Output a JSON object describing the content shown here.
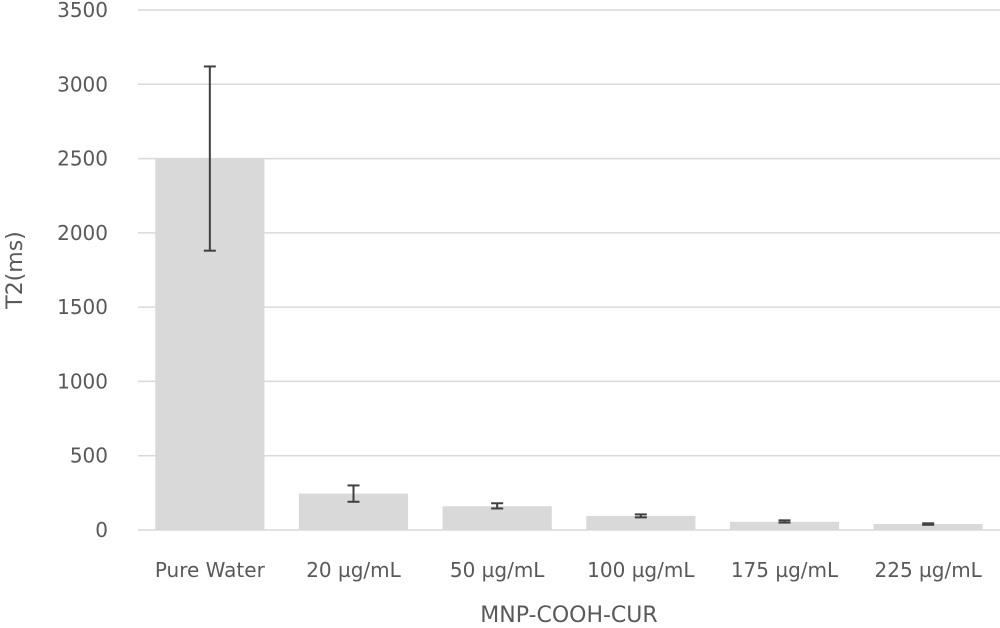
{
  "chart_data": {
    "type": "bar",
    "title": "",
    "xlabel": "MNP-COOH-CUR",
    "ylabel": "T2(ms)",
    "ylim": [
      0,
      3500
    ],
    "yticks": [
      0,
      500,
      1000,
      1500,
      2000,
      2500,
      3000,
      3500
    ],
    "grid": true,
    "legend": "none",
    "categories": [
      "Pure Water",
      "20 µg/mL",
      "50 µg/mL",
      "100 µg/mL",
      "175 µg/mL",
      "225 µg/mL"
    ],
    "values": [
      2500,
      245,
      160,
      95,
      55,
      40
    ],
    "error_low": [
      1880,
      190,
      145,
      85,
      50,
      35
    ],
    "error_high": [
      3120,
      300,
      180,
      105,
      65,
      45
    ],
    "colors": {
      "bar": "#d9d9d9",
      "error": "#404040",
      "grid": "#d9d9d9",
      "text": "#595959"
    }
  }
}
------------------------------------------------------------------------
▶ [Stated problem]:
All entries must be written out again exactly as given, with no pictures in the copy.

▶ [Task output]:
Output a JSON object describing the content shown here.
{
  "chart_data": {
    "type": "bar",
    "title": "",
    "xlabel": "MNP-COOH-CUR",
    "ylabel": "T2(ms)",
    "ylim": [
      0,
      3500
    ],
    "yticks": [
      0,
      500,
      1000,
      1500,
      2000,
      2500,
      3000,
      3500
    ],
    "grid": true,
    "legend": "none",
    "categories": [
      "Pure Water",
      "20 µg/mL",
      "50 µg/mL",
      "100 µg/mL",
      "175 µg/mL",
      "225 µg/mL"
    ],
    "values": [
      2500,
      245,
      160,
      95,
      55,
      40
    ],
    "error_low": [
      1880,
      190,
      145,
      85,
      50,
      35
    ],
    "error_high": [
      3120,
      300,
      180,
      105,
      65,
      45
    ],
    "colors": {
      "bar": "#d9d9d9",
      "error": "#404040",
      "grid": "#d9d9d9",
      "text": "#595959"
    }
  }
}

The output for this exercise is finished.